Exercise material
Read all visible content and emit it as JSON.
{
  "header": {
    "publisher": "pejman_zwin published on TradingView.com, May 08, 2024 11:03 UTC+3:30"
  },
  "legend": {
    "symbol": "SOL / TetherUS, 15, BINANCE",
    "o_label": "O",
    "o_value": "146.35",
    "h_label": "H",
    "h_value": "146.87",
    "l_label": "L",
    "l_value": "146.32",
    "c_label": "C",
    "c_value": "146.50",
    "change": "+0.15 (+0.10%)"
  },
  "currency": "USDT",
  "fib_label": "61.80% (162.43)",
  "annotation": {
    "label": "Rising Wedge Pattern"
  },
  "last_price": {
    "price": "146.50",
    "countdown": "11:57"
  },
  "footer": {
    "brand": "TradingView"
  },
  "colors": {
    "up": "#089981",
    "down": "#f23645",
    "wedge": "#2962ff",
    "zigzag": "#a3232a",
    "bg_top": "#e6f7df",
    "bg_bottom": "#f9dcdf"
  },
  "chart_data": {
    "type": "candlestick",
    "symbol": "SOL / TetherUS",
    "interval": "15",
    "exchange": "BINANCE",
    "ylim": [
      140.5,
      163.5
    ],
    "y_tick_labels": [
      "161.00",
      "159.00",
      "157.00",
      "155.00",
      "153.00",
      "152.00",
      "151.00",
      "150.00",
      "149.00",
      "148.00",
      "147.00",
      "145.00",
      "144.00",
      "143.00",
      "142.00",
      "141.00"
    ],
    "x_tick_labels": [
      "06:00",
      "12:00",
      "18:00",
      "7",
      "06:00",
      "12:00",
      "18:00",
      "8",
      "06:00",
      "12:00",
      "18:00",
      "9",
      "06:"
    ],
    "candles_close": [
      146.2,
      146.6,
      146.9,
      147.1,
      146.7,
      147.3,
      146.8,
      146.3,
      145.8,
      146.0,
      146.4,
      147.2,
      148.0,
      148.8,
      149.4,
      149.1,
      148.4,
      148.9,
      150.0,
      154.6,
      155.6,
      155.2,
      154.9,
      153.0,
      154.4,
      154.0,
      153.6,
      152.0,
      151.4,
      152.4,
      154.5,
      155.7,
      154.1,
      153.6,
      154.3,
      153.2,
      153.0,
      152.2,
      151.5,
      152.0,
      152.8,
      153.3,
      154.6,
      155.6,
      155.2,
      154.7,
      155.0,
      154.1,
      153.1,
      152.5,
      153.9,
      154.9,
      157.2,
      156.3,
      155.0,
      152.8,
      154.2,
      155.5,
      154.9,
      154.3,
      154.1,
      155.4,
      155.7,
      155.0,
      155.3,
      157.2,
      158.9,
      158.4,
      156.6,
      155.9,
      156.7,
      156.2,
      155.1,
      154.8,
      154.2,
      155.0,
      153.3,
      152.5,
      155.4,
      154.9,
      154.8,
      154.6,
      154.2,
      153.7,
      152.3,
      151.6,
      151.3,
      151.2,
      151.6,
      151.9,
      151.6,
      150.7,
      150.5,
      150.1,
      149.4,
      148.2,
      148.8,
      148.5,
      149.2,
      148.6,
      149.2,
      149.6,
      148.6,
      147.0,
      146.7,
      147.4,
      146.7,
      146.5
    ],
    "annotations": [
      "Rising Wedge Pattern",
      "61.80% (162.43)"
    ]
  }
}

To be done
Set down the entries verbatim, leaving none out.

In response
Read all visible content and emit it as JSON.
{
  "header": {
    "publisher": "pejman_zwin published on TradingView.com, May 08, 2024 11:03 UTC+3:30"
  },
  "legend": {
    "symbol": "SOL / TetherUS, 15, BINANCE",
    "o_label": "O",
    "o_value": "146.35",
    "h_label": "H",
    "h_value": "146.87",
    "l_label": "L",
    "l_value": "146.32",
    "c_label": "C",
    "c_value": "146.50",
    "change": "+0.15 (+0.10%)"
  },
  "currency": "USDT",
  "fib_label": "61.80% (162.43)",
  "annotation": {
    "label": "Rising Wedge Pattern"
  },
  "last_price": {
    "price": "146.50",
    "countdown": "11:57"
  },
  "footer": {
    "brand": "TradingView"
  },
  "colors": {
    "up": "#089981",
    "down": "#f23645",
    "wedge": "#2962ff",
    "zigzag": "#a3232a",
    "bg_top": "#e6f7df",
    "bg_bottom": "#f9dcdf"
  },
  "chart_data": {
    "type": "candlestick",
    "symbol": "SOL / TetherUS",
    "interval": "15",
    "exchange": "BINANCE",
    "ylim": [
      140.5,
      163.5
    ],
    "y_tick_labels": [
      "161.00",
      "159.00",
      "157.00",
      "155.00",
      "153.00",
      "152.00",
      "151.00",
      "150.00",
      "149.00",
      "148.00",
      "147.00",
      "145.00",
      "144.00",
      "143.00",
      "142.00",
      "141.00"
    ],
    "x_tick_labels": [
      "06:00",
      "12:00",
      "18:00",
      "7",
      "06:00",
      "12:00",
      "18:00",
      "8",
      "06:00",
      "12:00",
      "18:00",
      "9",
      "06:"
    ],
    "candles_close": [
      146.2,
      146.6,
      146.9,
      147.1,
      146.7,
      147.3,
      146.8,
      146.3,
      145.8,
      146.0,
      146.4,
      147.2,
      148.0,
      148.8,
      149.4,
      149.1,
      148.4,
      148.9,
      150.0,
      154.6,
      155.6,
      155.2,
      154.9,
      153.0,
      154.4,
      154.0,
      153.6,
      152.0,
      151.4,
      152.4,
      154.5,
      155.7,
      154.1,
      153.6,
      154.3,
      153.2,
      153.0,
      152.2,
      151.5,
      152.0,
      152.8,
      153.3,
      154.6,
      155.6,
      155.2,
      154.7,
      155.0,
      154.1,
      153.1,
      152.5,
      153.9,
      154.9,
      157.2,
      156.3,
      155.0,
      152.8,
      154.2,
      155.5,
      154.9,
      154.3,
      154.1,
      155.4,
      155.7,
      155.0,
      155.3,
      157.2,
      158.9,
      158.4,
      156.6,
      155.9,
      156.7,
      156.2,
      155.1,
      154.8,
      154.2,
      155.0,
      153.3,
      152.5,
      155.4,
      154.9,
      154.8,
      154.6,
      154.2,
      153.7,
      152.3,
      151.6,
      151.3,
      151.2,
      151.6,
      151.9,
      151.6,
      150.7,
      150.5,
      150.1,
      149.4,
      148.2,
      148.8,
      148.5,
      149.2,
      148.6,
      149.2,
      149.6,
      148.6,
      147.0,
      146.7,
      147.4,
      146.7,
      146.5
    ],
    "annotations": [
      "Rising Wedge Pattern",
      "61.80% (162.43)"
    ]
  }
}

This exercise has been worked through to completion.